▶ **Work instructions**
Of the lines in these entries, how many contain the string "structured"? Give the number and nothing else.
-- Start of Material provided --
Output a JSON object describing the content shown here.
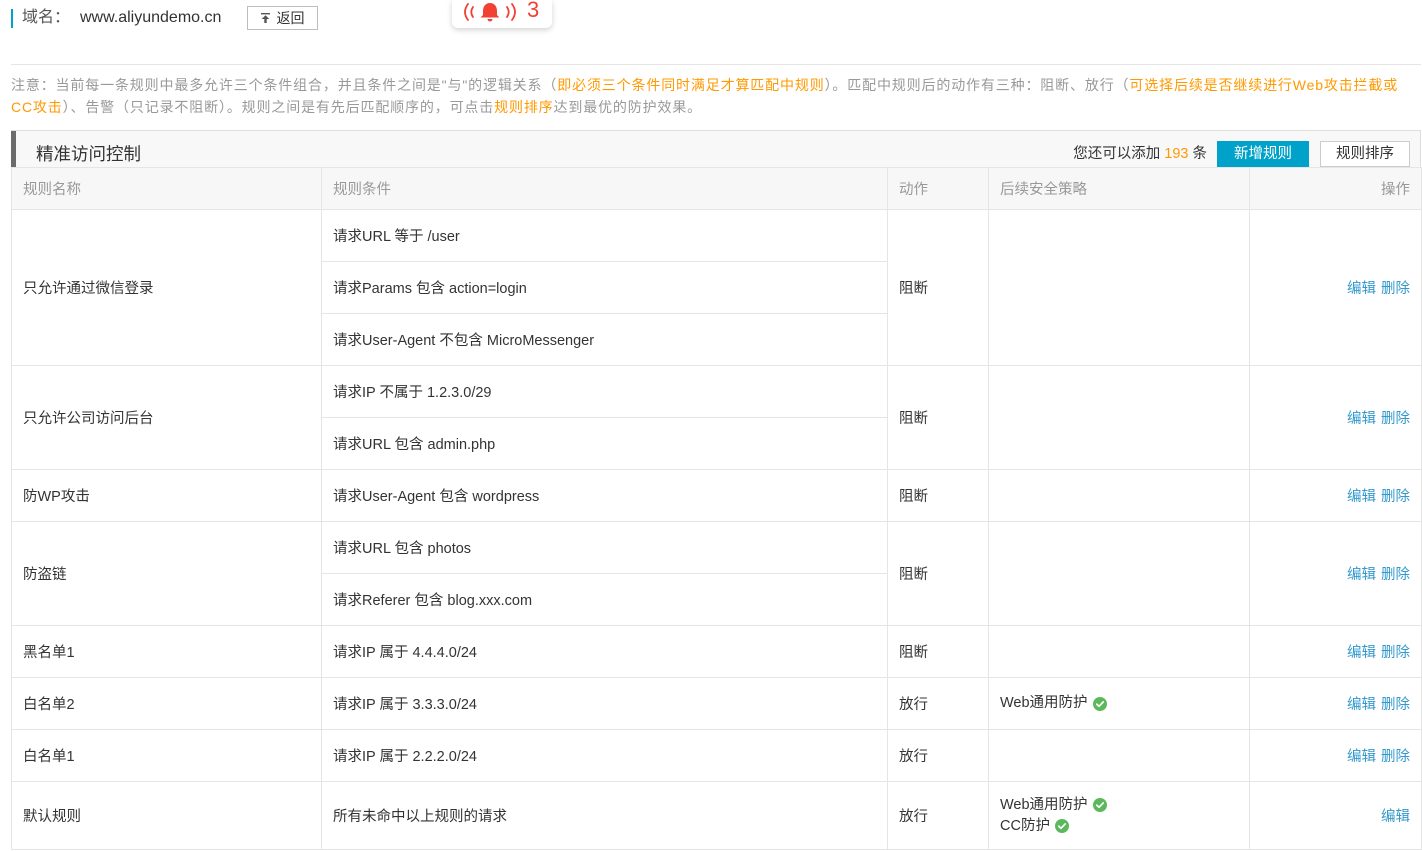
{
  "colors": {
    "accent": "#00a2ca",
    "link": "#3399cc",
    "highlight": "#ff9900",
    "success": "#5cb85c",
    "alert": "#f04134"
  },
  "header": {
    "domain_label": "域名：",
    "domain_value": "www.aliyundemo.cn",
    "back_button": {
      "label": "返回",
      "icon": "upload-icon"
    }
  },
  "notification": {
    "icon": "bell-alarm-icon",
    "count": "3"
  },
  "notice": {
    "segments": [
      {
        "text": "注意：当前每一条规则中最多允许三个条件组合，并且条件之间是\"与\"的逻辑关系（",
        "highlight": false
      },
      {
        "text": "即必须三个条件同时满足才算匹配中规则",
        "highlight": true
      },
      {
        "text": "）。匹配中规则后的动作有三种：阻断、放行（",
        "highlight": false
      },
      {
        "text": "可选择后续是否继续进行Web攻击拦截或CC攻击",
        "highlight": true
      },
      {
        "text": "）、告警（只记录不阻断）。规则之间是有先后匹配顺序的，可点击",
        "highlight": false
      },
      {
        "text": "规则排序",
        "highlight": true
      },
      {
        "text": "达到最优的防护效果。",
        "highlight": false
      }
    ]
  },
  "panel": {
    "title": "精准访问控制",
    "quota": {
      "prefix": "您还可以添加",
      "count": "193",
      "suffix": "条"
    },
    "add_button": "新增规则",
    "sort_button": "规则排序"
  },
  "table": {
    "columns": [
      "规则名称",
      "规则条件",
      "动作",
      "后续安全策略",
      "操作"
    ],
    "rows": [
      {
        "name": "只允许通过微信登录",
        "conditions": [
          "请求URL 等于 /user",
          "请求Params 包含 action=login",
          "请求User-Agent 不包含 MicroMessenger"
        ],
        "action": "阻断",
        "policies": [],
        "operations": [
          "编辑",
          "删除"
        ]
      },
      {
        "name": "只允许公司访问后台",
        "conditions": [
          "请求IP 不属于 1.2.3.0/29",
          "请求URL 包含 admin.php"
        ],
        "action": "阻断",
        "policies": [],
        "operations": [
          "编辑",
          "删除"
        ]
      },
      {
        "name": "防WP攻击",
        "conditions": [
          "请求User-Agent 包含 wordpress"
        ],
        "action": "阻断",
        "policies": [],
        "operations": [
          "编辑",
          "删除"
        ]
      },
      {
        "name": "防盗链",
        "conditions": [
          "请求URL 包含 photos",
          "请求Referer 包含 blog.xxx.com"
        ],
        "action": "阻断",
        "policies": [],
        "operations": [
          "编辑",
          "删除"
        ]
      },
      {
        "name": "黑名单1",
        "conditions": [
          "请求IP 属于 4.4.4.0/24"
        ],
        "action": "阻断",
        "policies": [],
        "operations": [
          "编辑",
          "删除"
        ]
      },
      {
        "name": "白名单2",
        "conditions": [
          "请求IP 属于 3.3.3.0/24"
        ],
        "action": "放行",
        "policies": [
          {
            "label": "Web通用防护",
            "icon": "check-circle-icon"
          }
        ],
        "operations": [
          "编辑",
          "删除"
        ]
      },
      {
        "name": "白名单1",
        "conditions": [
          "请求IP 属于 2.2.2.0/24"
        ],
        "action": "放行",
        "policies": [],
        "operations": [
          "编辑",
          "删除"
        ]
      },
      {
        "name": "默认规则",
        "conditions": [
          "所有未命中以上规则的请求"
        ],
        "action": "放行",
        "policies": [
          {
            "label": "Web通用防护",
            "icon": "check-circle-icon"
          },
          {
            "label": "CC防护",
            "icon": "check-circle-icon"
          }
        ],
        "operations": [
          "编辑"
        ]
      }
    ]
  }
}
-- End of Material provided --
-- Start of Material provided --
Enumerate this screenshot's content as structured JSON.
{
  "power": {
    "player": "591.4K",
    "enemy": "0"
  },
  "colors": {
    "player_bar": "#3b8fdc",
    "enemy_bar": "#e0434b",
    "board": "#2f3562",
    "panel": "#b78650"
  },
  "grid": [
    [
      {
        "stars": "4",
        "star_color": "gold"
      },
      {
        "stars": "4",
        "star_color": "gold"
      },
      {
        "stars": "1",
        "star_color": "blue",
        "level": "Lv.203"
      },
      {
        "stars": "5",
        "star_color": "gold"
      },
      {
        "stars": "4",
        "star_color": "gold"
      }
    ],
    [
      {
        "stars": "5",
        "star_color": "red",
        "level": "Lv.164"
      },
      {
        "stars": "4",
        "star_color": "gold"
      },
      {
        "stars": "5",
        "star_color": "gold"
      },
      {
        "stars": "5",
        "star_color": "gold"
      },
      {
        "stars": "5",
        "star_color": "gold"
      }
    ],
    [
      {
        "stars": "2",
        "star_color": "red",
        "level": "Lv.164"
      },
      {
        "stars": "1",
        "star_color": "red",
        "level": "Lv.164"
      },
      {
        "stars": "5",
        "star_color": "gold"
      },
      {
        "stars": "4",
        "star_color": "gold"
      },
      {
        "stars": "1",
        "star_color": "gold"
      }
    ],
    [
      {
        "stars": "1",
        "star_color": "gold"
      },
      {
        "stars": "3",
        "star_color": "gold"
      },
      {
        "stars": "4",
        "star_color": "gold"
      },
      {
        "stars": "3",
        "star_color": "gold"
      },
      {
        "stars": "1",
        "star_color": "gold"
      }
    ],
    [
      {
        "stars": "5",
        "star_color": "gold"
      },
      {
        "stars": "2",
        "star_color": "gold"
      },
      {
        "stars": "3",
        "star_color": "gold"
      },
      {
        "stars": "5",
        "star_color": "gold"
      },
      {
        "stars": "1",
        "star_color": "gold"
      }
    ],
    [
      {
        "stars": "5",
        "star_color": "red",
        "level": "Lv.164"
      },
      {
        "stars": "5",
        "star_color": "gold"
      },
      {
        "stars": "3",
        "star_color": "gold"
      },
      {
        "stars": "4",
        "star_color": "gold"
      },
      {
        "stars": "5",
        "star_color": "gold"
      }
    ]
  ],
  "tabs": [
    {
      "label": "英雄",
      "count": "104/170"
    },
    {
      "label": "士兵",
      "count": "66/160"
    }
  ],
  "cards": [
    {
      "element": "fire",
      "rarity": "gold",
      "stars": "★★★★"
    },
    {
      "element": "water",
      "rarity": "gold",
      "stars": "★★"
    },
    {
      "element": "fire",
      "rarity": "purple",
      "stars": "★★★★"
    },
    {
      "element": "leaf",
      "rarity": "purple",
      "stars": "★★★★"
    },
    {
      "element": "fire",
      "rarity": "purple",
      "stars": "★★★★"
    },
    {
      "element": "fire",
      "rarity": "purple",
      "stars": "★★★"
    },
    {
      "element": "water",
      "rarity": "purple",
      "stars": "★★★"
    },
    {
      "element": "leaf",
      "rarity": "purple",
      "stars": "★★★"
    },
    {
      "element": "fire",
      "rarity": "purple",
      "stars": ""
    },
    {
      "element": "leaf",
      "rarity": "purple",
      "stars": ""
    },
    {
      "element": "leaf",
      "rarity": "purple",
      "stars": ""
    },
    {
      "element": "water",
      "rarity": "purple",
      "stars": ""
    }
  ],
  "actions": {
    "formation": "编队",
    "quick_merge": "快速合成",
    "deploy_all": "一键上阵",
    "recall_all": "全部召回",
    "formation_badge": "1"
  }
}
-- End of Material provided --
-- Start of Material provided --
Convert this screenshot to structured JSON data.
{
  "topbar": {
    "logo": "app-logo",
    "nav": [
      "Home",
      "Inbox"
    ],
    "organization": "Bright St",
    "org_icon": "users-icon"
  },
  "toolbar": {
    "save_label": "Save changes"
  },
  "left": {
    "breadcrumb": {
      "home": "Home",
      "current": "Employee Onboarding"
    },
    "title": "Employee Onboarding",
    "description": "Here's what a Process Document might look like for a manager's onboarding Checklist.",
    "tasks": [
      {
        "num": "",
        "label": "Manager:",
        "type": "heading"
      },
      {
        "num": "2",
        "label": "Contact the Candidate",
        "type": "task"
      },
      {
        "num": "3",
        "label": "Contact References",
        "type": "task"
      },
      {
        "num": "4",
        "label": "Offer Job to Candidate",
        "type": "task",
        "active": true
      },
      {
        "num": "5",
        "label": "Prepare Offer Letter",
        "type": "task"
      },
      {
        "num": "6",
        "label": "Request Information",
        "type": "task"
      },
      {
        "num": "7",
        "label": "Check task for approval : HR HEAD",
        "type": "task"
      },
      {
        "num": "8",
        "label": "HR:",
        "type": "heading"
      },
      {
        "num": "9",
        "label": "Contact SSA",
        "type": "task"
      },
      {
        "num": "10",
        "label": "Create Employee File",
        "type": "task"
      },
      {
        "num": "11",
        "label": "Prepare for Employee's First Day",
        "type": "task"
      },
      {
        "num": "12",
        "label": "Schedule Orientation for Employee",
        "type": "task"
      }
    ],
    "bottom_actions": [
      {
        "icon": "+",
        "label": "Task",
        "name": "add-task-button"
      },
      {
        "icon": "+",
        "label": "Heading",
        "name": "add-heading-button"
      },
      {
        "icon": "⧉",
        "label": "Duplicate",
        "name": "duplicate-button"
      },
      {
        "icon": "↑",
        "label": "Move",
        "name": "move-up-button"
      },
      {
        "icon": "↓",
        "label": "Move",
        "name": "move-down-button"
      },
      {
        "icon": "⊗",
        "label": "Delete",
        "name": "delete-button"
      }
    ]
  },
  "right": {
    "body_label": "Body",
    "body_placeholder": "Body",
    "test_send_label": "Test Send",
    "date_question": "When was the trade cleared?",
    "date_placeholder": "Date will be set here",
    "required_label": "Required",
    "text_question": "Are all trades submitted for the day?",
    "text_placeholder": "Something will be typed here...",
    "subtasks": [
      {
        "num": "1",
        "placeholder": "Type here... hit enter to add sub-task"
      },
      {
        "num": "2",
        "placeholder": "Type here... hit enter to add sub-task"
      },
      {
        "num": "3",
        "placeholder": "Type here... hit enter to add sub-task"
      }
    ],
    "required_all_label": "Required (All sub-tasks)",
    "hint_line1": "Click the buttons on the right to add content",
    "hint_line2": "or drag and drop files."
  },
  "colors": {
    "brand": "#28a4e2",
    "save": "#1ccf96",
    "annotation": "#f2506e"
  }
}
-- End of Material provided --
▶ **Answer to this task**
2